Aim: Copy the lines below as they are; omit the images they contain.

Collection entries:
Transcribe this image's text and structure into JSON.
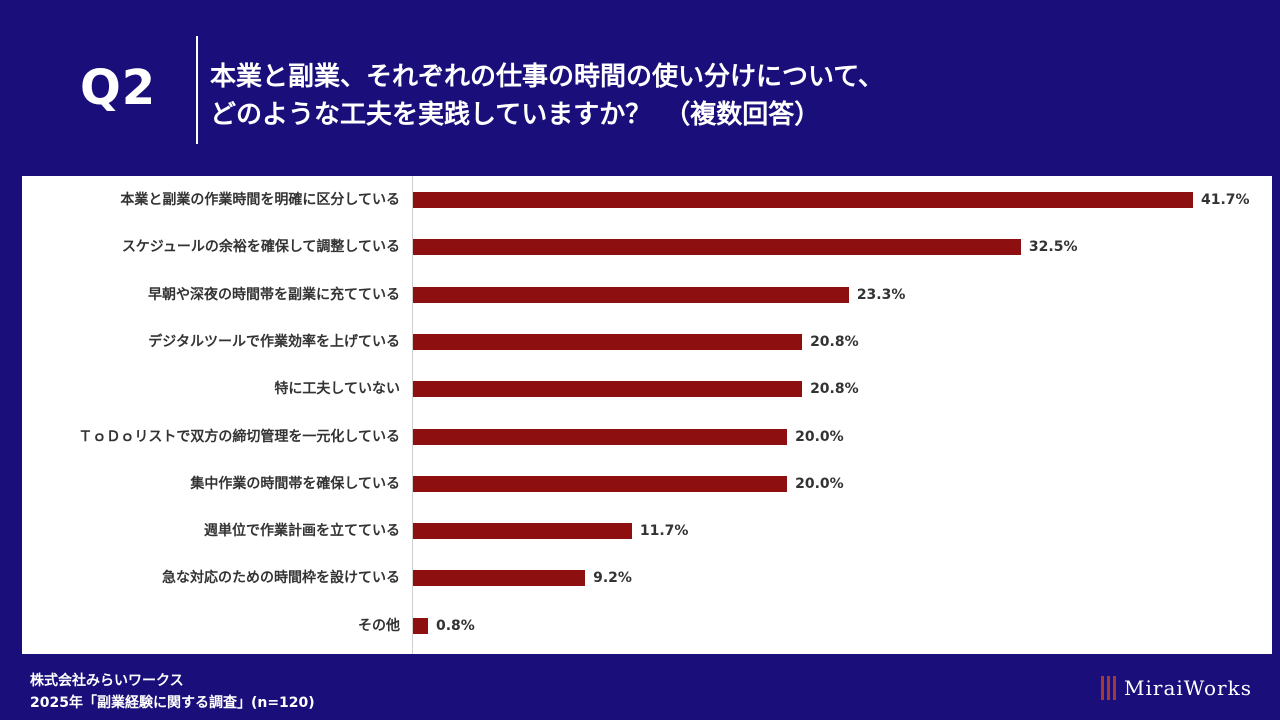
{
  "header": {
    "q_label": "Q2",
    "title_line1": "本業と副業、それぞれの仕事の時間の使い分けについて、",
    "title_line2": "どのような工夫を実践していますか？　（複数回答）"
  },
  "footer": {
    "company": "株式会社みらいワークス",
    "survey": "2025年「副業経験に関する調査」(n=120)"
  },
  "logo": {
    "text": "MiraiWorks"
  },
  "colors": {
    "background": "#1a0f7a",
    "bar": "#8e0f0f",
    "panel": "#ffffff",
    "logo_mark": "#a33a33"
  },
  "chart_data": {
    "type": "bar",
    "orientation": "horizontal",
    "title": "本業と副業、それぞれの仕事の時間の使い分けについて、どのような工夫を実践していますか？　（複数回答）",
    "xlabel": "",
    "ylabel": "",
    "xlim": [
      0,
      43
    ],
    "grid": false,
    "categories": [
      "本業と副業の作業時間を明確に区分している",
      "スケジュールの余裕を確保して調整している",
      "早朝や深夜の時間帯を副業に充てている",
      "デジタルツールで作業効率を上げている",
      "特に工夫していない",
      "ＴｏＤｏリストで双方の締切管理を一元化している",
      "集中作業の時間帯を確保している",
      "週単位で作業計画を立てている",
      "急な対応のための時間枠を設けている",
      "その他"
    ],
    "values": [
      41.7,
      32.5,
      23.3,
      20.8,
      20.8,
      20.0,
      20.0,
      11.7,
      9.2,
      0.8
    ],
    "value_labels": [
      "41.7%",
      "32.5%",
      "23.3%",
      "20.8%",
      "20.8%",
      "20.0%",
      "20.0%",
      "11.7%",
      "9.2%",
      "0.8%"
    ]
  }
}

Exercise output:
Transcribe this image's text and structure into JSON.
{
  "header": {
    "q_label": "Q2",
    "title_line1": "本業と副業、それぞれの仕事の時間の使い分けについて、",
    "title_line2": "どのような工夫を実践していますか？　（複数回答）"
  },
  "footer": {
    "company": "株式会社みらいワークス",
    "survey": "2025年「副業経験に関する調査」(n=120)"
  },
  "logo": {
    "text": "MiraiWorks"
  },
  "colors": {
    "background": "#1a0f7a",
    "bar": "#8e0f0f",
    "panel": "#ffffff",
    "logo_mark": "#a33a33"
  },
  "chart_data": {
    "type": "bar",
    "orientation": "horizontal",
    "title": "本業と副業、それぞれの仕事の時間の使い分けについて、どのような工夫を実践していますか？　（複数回答）",
    "xlabel": "",
    "ylabel": "",
    "xlim": [
      0,
      43
    ],
    "grid": false,
    "categories": [
      "本業と副業の作業時間を明確に区分している",
      "スケジュールの余裕を確保して調整している",
      "早朝や深夜の時間帯を副業に充てている",
      "デジタルツールで作業効率を上げている",
      "特に工夫していない",
      "ＴｏＤｏリストで双方の締切管理を一元化している",
      "集中作業の時間帯を確保している",
      "週単位で作業計画を立てている",
      "急な対応のための時間枠を設けている",
      "その他"
    ],
    "values": [
      41.7,
      32.5,
      23.3,
      20.8,
      20.8,
      20.0,
      20.0,
      11.7,
      9.2,
      0.8
    ],
    "value_labels": [
      "41.7%",
      "32.5%",
      "23.3%",
      "20.8%",
      "20.8%",
      "20.0%",
      "20.0%",
      "11.7%",
      "9.2%",
      "0.8%"
    ]
  }
}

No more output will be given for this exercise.